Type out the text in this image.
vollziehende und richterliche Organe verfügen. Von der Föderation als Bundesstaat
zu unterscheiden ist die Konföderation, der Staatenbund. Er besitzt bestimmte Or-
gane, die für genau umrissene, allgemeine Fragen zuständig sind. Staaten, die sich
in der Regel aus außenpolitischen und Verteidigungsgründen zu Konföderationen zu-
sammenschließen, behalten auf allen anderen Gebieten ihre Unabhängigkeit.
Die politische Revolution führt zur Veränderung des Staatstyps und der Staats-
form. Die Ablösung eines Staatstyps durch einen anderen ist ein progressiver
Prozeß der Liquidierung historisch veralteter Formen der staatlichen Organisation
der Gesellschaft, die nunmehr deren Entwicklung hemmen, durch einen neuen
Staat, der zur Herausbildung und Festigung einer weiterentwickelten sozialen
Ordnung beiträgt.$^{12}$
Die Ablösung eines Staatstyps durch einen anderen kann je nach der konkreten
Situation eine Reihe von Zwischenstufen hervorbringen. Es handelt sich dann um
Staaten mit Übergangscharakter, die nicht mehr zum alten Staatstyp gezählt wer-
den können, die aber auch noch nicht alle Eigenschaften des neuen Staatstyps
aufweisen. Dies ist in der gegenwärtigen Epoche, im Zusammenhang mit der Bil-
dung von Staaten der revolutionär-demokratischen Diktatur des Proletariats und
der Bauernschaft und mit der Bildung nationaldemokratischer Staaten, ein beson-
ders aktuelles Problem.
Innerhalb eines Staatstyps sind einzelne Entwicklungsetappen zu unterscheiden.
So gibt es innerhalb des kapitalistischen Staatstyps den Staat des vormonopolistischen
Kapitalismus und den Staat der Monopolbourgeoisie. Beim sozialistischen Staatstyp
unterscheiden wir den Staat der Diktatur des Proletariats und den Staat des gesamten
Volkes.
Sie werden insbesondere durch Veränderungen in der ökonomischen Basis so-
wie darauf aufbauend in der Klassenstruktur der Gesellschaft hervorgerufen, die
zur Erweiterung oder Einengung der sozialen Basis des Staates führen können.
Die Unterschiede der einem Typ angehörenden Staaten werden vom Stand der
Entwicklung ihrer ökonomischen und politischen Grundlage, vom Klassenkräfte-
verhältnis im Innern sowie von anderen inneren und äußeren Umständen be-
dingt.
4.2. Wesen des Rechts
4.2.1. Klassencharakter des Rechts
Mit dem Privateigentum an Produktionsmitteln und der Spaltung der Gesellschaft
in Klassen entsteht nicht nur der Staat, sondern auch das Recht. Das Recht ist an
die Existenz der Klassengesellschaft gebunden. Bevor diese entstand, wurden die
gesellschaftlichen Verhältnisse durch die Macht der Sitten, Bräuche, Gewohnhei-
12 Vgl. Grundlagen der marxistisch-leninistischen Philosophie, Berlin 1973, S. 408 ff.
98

> Given instruction: Extract from the material all lines containing the string "neuen".

> Full output:
der Gesellschaft, die nunmehr deren Entwicklung hemmen, durch einen neuen
den können, die aber auch noch nicht alle Eigenschaften des neuen Staatstyps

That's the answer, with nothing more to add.